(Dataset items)

Start

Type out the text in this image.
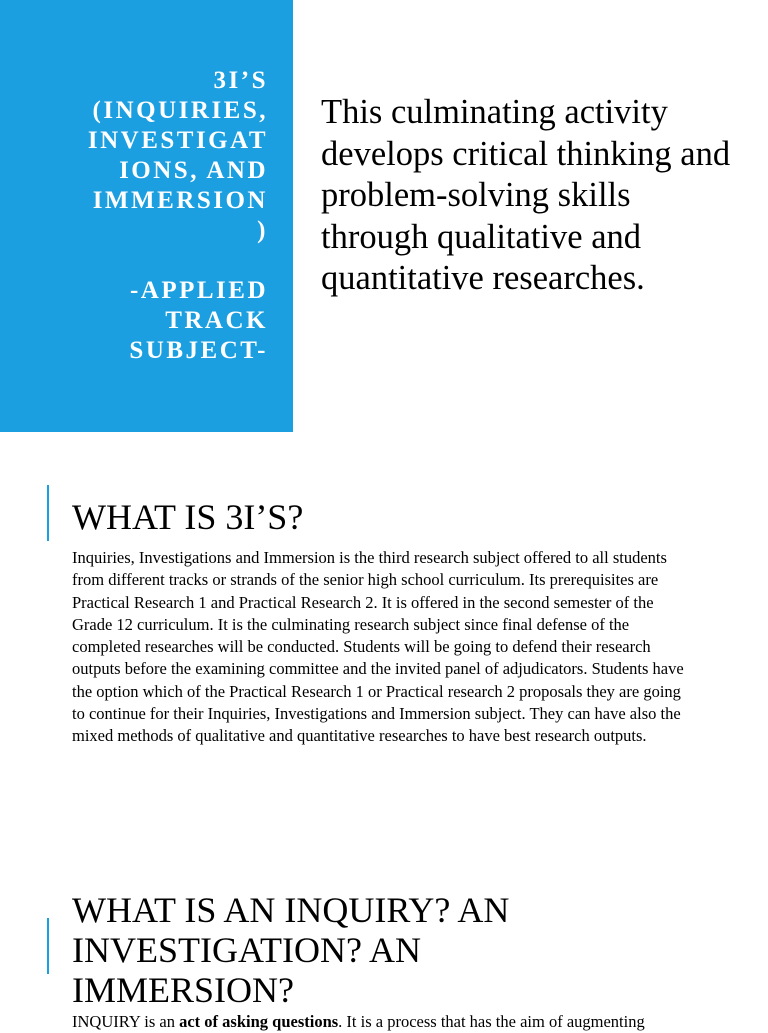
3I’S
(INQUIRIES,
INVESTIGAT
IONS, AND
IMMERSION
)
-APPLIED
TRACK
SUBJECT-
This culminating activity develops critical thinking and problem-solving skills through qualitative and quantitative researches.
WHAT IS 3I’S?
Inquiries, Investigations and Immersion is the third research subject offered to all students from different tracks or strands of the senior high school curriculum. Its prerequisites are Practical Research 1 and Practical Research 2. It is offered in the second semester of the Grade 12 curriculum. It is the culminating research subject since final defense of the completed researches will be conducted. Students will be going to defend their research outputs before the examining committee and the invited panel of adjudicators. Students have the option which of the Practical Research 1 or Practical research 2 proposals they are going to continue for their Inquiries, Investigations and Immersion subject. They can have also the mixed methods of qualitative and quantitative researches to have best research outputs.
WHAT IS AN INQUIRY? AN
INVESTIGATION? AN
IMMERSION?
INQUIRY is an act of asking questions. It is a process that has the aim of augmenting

End

What you are asked to do:
Transcribe the full listing above exactly, with the images removed.

Finished exercise:
Type out the text in this image.
3I’S
(INQUIRIES,
INVESTIGAT
IONS, AND
IMMERSION
)
-APPLIED
TRACK
SUBJECT-
This culminating activity develops critical thinking and problem-solving skills through qualitative and quantitative researches.
WHAT IS 3I’S?
Inquiries, Investigations and Immersion is the third research subject offered to all students from different tracks or strands of the senior high school curriculum. Its prerequisites are Practical Research 1 and Practical Research 2. It is offered in the second semester of the Grade 12 curriculum. It is the culminating research subject since final defense of the completed researches will be conducted. Students will be going to defend their research outputs before the examining committee and the invited panel of adjudicators. Students have the option which of the Practical Research 1 or Practical research 2 proposals they are going to continue for their Inquiries, Investigations and Immersion subject. They can have also the mixed methods of qualitative and quantitative researches to have best research outputs.
WHAT IS AN INQUIRY? AN
INVESTIGATION? AN
IMMERSION?
INQUIRY is an act of asking questions. It is a process that has the aim of augmenting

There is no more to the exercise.